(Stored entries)
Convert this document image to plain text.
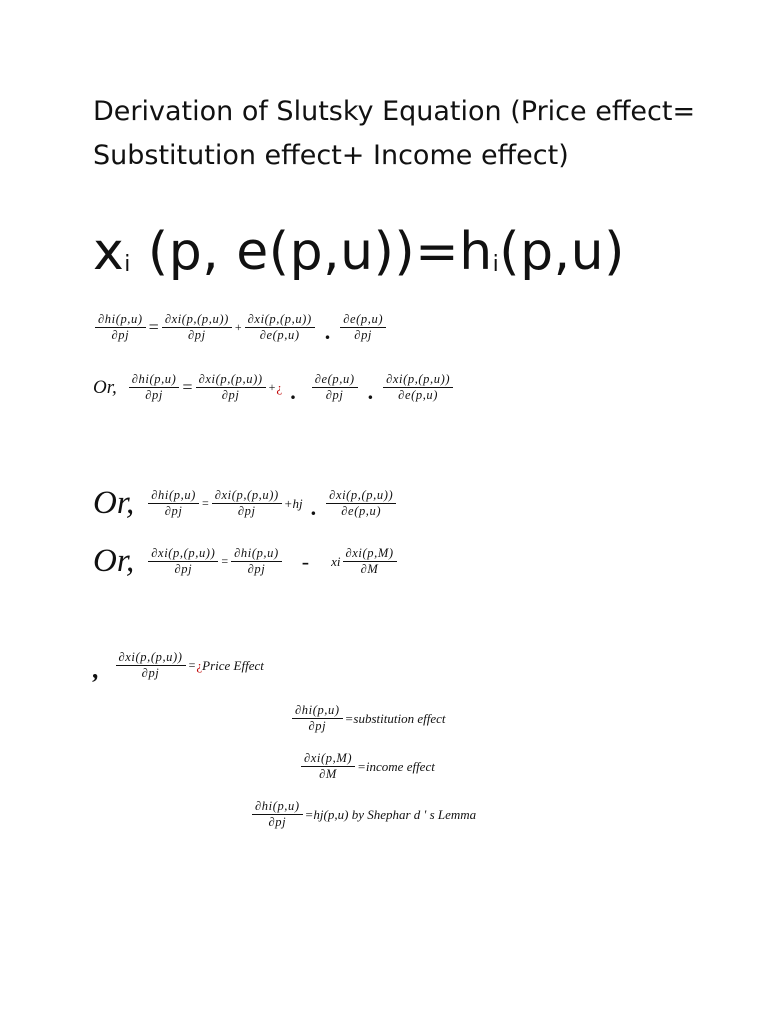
Derivation of Slutsky Equation (Price effect= Substitution effect+ Income effect)
$x_i$ (p, $e(p,u))=h_i(p,u)$
$\frac{\partial hi(p,u)}{\partial pj} = \frac{\partial xi(p,(p,u))}{\partial pj} + \frac{\partial xi(p,(p,u))}{\partial e(p,u)}$ . $\frac{\partial e(p,u)}{\partial pj}$
Or, $\frac{\partial hi(p,u)}{\partial pj} = \frac{\partial xi(p,(p,u))}{\partial pj}$ + ¿ . $\frac{\partial e(p,u)}{\partial pj}$ . $\frac{\partial xi(p,(p,u))}{\partial e(p,u)}$
Or, $\frac{\partial hi(p,u)}{\partial pj} = \frac{\partial xi(p,(p,u))}{\partial pj} +hj$ . $\frac{\partial xi(p,(p,u))}{\partial e(p,u)}$
Or, $\frac{\partial xi(p,(p,u))}{\partial pj} = \frac{\partial hi(p,u)}{\partial pj}$ - xi $\frac{\partial xi(p,M)}{\partial M}$
, $\frac{\partial xi(p,(p,u))}{\partial pj}$ = ¿ Price Effect
$\frac{\partial hi(p,u)}{\partial pj}$ =substitution effect
$\frac{\partial xi(p,M)}{\partial M}$ =income effect
$\frac{\partial hi(p,u)}{\partial pj} =hj(p,u)$ by Shephar d ' s Lemma
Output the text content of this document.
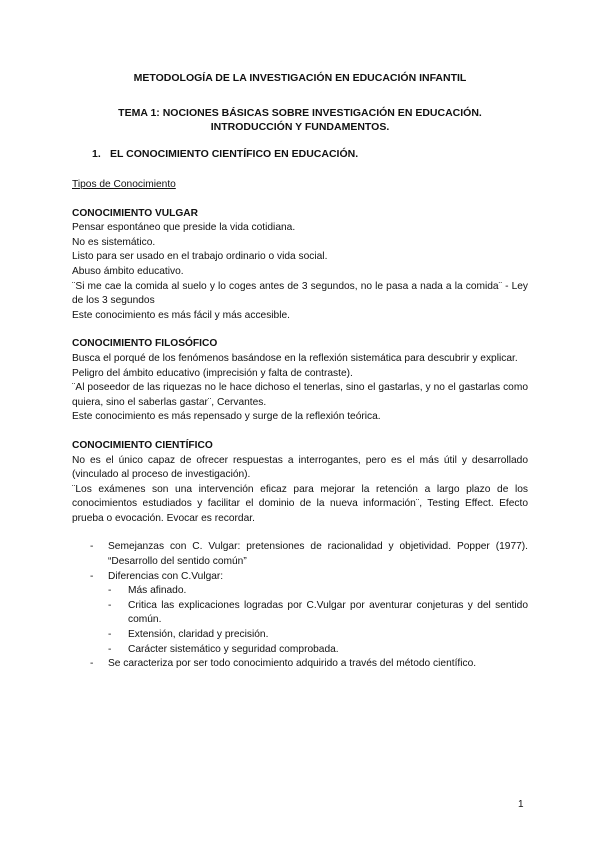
METODOLOGÍA DE LA INVESTIGACIÓN EN EDUCACIÓN INFANTIL
TEMA 1: NOCIONES BÁSICAS SOBRE INVESTIGACIÓN EN EDUCACIÓN.
INTRODUCCIÓN Y FUNDAMENTOS.
1. EL CONOCIMIENTO CIENTÍFICO EN EDUCACIÓN.

Tipos de Conocimiento

CONOCIMIENTO VULGAR

Pensar espontáneo que preside la vida cotidiana.

No es sistemático.

Listo para ser usado en el trabajo ordinario o vida social.

Abuso ámbito educativo.

¨Si me cae la comida al suelo y lo coges antes de 3 segundos, no le pasa a nada a la comida¨ - Ley de los 3 segundos

Este conocimiento es más fácil y más accesible.

CONOCIMIENTO FILOSÓFICO

Busca el porqué de los fenómenos basándose en la reflexión sistemática para descubrir y explicar.

Peligro del ámbito educativo (imprecisión y falta de contraste).

¨Al poseedor de las riquezas no le hace dichoso el tenerlas, sino el gastarlas, y no el gastarlas como quiera, sino el saberlas gastar¨, Cervantes.

Este conocimiento es más repensado y surge de la reflexión teórica.

CONOCIMIENTO CIENTÍFICO

No es el único capaz de ofrecer respuestas a interrogantes, pero es el más útil y desarrollado (vinculado al proceso de investigación).

¨Los exámenes son una intervención eficaz para mejorar la retención a largo plazo de los conocimientos estudiados y facilitar el dominio de la nueva información¨, Testing Effect. Efecto prueba o evocación. Evocar es recordar.

- Semejanzas con C. Vulgar: pretensiones de racionalidad y objetividad. Popper (1977). “Desarrollo del sentido común”
- Diferencias con C.Vulgar:
- Más afinado.
- Critica las explicaciones logradas por C.Vulgar por aventurar conjeturas y del sentido común.
- Extensión, claridad y precisión.
- Carácter sistemático y seguridad comprobada.
- Se caracteriza por ser todo conocimiento adquirido a través del método científico.
1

• WORK INSTRUCTIONS: Print out the material word for word, omitting the pictures.

• OUTPUT FOR THIS TASK:
Convert this document image to plain text.
Derivation of Slutsky Equation (Price effect= Substitution effect+ Income effect)
$x_i$ (p, $e(p,u))=h_i(p,u)$
$\frac{\partial hi(p,u)}{\partial pj} = \frac{\partial xi(p,(p,u))}{\partial pj} + \frac{\partial xi(p,(p,u))}{\partial e(p,u)}$ . $\frac{\partial e(p,u)}{\partial pj}$
Or, $\frac{\partial hi(p,u)}{\partial pj} = \frac{\partial xi(p,(p,u))}{\partial pj}$ + ¿ . $\frac{\partial e(p,u)}{\partial pj}$ . $\frac{\partial xi(p,(p,u))}{\partial e(p,u)}$
Or, $\frac{\partial hi(p,u)}{\partial pj} = \frac{\partial xi(p,(p,u))}{\partial pj} +hj$ . $\frac{\partial xi(p,(p,u))}{\partial e(p,u)}$
Or, $\frac{\partial xi(p,(p,u))}{\partial pj} = \frac{\partial hi(p,u)}{\partial pj}$ - xi $\frac{\partial xi(p,M)}{\partial M}$
, $\frac{\partial xi(p,(p,u))}{\partial pj}$ = ¿ Price Effect
$\frac{\partial hi(p,u)}{\partial pj}$ =substitution effect
$\frac{\partial xi(p,M)}{\partial M}$ =income effect
$\frac{\partial hi(p,u)}{\partial pj} =hj(p,u)$ by Shephar d ' s Lemma
Output the text content of this document.
METODOLOGÍA DE LA INVESTIGACIÓN EN EDUCACIÓN INFANTIL
TEMA 1: NOCIONES BÁSICAS SOBRE INVESTIGACIÓN EN EDUCACIÓN.
INTRODUCCIÓN Y FUNDAMENTOS.
1. EL CONOCIMIENTO CIENTÍFICO EN EDUCACIÓN.

Tipos de Conocimiento

CONOCIMIENTO VULGAR

Pensar espontáneo que preside la vida cotidiana.

No es sistemático.

Listo para ser usado en el trabajo ordinario o vida social.

Abuso ámbito educativo.

¨Si me cae la comida al suelo y lo coges antes de 3 segundos, no le pasa a nada a la comida¨ - Ley de los 3 segundos

Este conocimiento es más fácil y más accesible.

CONOCIMIENTO FILOSÓFICO

Busca el porqué de los fenómenos basándose en la reflexión sistemática para descubrir y explicar.

Peligro del ámbito educativo (imprecisión y falta de contraste).

¨Al poseedor de las riquezas no le hace dichoso el tenerlas, sino el gastarlas, y no el gastarlas como quiera, sino el saberlas gastar¨, Cervantes.

Este conocimiento es más repensado y surge de la reflexión teórica.

CONOCIMIENTO CIENTÍFICO

No es el único capaz de ofrecer respuestas a interrogantes, pero es el más útil y desarrollado (vinculado al proceso de investigación).

¨Los exámenes son una intervención eficaz para mejorar la retención a largo plazo de los conocimientos estudiados y facilitar el dominio de la nueva información¨, Testing Effect. Efecto prueba o evocación. Evocar es recordar.

- Semejanzas con C. Vulgar: pretensiones de racionalidad y objetividad. Popper (1977). “Desarrollo del sentido común”
- Diferencias con C.Vulgar:
- Más afinado.
- Critica las explicaciones logradas por C.Vulgar por aventurar conjeturas y del sentido común.
- Extensión, claridad y precisión.
- Carácter sistemático y seguridad comprobada.
- Se caracteriza por ser todo conocimiento adquirido a través del método científico.
1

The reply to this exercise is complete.